*TASK DESCRIPTION*
Among the entries, which lines carry the string "this"? Copy each of them.

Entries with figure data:
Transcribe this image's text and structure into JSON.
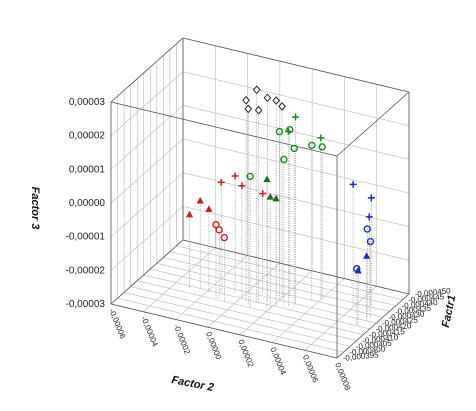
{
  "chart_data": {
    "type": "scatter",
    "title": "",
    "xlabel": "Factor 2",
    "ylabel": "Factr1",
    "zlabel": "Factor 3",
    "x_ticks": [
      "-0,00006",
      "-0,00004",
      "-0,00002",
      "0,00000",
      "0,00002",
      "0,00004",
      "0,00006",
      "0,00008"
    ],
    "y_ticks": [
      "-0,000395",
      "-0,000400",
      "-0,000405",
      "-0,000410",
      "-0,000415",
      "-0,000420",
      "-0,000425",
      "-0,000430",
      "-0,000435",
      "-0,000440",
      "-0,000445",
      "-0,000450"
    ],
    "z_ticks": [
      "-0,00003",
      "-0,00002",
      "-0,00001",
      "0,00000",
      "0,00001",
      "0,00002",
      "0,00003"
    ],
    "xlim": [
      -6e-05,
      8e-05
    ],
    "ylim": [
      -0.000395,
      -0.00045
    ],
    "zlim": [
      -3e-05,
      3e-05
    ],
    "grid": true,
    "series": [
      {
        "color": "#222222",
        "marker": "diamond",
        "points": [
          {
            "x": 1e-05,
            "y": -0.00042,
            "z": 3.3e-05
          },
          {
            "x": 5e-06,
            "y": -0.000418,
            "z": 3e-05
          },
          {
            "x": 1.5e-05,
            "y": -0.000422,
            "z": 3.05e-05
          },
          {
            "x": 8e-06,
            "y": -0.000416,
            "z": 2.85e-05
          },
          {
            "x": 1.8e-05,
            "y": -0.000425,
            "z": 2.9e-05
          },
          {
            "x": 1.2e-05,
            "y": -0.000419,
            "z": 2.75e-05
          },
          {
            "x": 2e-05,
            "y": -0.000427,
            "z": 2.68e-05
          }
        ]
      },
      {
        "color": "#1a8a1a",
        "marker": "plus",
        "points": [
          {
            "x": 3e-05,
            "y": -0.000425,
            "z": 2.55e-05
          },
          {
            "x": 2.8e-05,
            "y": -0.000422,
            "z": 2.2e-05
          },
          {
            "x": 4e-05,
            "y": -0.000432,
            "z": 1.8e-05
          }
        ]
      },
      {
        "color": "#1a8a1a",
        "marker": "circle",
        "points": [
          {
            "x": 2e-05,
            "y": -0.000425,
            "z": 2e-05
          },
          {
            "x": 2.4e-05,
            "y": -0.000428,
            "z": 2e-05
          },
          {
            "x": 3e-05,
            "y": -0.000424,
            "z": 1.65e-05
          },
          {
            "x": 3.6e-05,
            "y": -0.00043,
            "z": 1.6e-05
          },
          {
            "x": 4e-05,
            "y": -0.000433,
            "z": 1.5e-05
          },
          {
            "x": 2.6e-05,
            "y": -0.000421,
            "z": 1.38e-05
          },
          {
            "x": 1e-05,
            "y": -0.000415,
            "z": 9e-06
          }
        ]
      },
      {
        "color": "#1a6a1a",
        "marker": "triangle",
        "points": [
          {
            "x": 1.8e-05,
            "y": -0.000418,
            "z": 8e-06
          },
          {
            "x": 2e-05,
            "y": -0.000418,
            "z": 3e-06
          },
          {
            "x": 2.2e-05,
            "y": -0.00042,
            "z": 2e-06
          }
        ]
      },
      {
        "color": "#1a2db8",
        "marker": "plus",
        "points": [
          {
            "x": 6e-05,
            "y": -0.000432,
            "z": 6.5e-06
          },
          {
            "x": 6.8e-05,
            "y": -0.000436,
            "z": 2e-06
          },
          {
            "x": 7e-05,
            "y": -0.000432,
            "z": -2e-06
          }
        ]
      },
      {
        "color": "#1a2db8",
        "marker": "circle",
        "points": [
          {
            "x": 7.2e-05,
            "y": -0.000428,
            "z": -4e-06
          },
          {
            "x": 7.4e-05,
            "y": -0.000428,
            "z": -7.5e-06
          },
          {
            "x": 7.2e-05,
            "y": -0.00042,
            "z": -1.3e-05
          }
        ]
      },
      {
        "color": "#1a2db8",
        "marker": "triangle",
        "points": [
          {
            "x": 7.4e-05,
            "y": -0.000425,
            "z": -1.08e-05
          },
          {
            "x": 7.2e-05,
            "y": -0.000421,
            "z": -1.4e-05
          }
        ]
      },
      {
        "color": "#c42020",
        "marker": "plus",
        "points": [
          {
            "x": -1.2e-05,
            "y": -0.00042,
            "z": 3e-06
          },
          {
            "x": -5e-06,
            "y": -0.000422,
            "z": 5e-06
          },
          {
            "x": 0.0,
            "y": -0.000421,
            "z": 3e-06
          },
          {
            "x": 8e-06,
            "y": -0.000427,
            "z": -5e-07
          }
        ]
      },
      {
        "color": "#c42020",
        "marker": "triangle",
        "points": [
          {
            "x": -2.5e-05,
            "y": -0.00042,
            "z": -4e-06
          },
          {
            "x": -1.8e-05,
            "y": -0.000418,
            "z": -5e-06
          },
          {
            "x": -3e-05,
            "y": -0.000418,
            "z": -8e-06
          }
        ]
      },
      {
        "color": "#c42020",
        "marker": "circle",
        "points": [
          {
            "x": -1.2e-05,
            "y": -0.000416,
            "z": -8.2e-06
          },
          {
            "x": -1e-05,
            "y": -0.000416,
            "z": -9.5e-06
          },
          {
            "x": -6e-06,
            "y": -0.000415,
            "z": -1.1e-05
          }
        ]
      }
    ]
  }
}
* * *
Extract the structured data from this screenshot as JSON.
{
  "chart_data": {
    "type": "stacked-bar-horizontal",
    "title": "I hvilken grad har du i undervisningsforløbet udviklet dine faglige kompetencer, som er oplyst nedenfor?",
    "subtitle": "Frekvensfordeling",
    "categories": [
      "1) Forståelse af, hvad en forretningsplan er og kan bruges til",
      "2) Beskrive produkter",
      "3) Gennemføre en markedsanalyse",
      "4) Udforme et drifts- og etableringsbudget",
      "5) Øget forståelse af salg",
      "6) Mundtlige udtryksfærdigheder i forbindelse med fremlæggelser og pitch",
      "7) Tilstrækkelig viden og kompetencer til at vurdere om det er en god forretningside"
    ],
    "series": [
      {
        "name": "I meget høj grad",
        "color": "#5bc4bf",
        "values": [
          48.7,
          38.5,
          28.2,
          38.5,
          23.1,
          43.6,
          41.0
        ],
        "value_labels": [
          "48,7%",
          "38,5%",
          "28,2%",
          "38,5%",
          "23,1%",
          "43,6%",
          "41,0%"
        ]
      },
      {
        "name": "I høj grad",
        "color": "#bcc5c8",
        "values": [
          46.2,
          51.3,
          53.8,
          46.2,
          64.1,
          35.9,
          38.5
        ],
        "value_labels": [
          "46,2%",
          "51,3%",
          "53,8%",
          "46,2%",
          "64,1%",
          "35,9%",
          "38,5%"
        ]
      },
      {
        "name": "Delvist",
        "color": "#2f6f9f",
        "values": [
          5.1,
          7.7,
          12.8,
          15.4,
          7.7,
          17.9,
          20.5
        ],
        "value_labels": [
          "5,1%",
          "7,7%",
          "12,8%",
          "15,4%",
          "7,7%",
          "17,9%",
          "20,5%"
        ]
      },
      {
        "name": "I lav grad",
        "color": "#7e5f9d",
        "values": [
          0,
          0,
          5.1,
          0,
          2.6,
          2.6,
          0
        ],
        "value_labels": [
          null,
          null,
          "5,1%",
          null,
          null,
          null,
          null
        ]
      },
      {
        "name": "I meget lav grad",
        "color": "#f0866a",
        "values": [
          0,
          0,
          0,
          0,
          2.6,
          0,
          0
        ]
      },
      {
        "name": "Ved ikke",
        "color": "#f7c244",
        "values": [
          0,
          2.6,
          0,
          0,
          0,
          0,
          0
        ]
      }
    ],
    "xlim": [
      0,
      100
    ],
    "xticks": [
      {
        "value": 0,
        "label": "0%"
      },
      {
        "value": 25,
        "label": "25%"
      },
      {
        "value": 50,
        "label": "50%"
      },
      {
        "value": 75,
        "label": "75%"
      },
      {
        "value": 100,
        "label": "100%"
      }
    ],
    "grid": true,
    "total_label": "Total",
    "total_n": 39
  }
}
--
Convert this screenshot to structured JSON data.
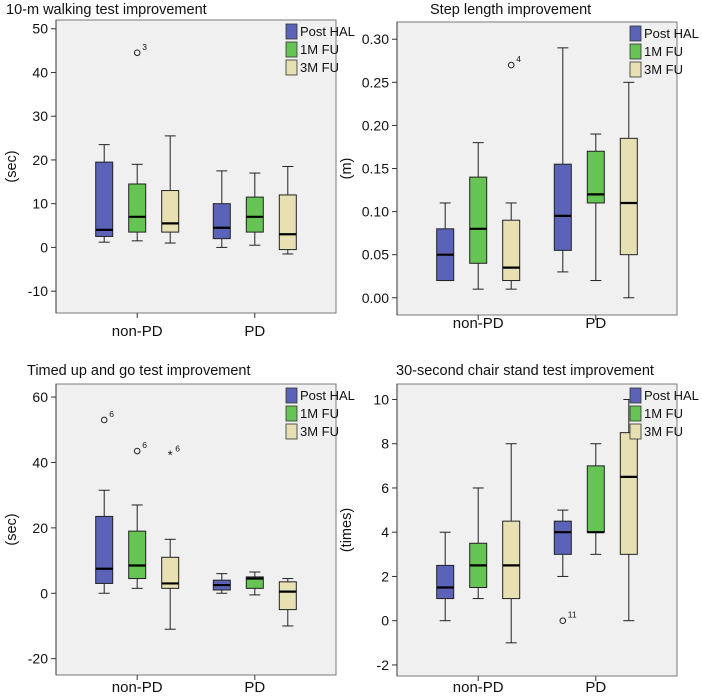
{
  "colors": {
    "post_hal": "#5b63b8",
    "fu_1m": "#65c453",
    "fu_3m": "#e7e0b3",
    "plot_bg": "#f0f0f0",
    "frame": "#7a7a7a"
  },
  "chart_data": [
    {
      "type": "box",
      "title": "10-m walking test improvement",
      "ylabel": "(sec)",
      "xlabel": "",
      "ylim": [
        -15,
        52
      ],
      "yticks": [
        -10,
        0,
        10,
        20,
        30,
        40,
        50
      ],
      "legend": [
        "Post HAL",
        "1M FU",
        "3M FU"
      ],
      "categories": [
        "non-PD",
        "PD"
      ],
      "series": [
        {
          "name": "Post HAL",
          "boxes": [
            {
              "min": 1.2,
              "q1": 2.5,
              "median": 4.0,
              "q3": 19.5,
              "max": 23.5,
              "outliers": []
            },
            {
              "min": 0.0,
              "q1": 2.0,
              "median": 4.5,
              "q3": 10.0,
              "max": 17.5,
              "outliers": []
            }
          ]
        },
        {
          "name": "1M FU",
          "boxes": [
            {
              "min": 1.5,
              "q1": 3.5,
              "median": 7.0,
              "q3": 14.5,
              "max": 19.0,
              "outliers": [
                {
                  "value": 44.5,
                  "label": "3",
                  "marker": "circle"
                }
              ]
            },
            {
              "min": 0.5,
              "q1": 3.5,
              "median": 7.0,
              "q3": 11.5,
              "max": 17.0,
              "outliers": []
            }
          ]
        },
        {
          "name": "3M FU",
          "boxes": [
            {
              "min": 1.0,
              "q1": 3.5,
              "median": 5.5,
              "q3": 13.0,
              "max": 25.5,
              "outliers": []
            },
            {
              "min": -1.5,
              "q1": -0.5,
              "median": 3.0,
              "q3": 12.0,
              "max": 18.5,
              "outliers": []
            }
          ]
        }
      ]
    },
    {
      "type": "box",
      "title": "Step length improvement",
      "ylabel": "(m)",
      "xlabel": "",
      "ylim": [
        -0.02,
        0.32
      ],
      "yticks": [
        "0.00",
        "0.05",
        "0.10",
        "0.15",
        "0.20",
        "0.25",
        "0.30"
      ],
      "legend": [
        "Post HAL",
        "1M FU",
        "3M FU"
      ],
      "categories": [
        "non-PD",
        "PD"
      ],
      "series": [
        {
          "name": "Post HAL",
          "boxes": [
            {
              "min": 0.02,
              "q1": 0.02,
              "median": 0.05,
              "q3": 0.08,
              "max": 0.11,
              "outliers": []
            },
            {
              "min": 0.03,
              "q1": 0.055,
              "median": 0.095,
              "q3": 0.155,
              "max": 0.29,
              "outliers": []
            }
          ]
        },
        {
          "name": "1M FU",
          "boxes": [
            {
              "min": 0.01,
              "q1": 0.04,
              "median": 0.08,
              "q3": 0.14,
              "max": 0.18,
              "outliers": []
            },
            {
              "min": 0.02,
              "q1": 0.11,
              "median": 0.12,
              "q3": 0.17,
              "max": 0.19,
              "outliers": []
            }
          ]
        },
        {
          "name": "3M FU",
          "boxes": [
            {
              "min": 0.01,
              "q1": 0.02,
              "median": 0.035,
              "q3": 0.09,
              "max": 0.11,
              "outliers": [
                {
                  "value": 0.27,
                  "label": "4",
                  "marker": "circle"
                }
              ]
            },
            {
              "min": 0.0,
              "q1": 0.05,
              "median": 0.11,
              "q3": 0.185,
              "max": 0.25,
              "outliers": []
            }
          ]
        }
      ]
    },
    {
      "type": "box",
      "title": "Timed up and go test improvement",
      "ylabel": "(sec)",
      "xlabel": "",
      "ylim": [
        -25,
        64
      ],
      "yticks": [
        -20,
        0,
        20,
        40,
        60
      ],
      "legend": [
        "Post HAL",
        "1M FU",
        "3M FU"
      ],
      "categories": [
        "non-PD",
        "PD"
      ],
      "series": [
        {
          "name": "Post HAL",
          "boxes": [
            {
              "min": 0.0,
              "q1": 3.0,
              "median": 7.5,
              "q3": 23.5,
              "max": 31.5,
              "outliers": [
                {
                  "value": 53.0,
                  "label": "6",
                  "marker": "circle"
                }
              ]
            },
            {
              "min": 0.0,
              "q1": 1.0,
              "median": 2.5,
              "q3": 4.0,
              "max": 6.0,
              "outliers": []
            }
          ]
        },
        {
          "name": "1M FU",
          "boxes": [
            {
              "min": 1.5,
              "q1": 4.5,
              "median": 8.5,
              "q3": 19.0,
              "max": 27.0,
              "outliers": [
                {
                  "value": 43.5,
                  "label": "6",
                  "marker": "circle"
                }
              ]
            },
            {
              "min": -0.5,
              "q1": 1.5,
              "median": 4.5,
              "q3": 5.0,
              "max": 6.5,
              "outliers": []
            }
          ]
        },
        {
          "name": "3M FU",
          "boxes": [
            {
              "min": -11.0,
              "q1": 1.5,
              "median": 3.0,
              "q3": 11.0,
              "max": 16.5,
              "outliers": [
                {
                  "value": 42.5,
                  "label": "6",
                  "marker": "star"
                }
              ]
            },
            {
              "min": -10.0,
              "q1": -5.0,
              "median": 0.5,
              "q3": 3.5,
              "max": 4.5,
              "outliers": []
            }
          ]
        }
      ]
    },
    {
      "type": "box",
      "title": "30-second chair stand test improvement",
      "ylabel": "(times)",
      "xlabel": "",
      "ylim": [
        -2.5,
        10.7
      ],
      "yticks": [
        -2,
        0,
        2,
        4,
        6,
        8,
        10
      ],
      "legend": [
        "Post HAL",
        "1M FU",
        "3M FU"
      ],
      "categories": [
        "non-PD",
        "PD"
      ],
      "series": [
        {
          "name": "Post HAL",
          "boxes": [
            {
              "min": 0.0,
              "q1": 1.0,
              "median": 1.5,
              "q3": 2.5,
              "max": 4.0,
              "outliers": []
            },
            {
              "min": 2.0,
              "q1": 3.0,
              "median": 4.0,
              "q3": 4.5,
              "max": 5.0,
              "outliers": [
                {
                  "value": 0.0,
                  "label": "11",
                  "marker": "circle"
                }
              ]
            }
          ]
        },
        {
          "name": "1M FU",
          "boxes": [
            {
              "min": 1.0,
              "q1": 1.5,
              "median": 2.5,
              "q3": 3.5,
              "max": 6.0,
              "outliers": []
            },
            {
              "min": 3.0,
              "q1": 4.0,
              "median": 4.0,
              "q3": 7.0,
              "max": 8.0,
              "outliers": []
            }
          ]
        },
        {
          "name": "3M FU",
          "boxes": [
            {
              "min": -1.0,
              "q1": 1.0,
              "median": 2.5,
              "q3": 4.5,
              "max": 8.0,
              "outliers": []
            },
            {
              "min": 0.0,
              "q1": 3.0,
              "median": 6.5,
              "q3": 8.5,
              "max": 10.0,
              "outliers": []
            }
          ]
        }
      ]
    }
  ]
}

*TASK ANSWER*
Transcribe this image's text and structure into JSON.
Extract the structured data from this screenshot as JSON.
Convert this screenshot to structured JSON data.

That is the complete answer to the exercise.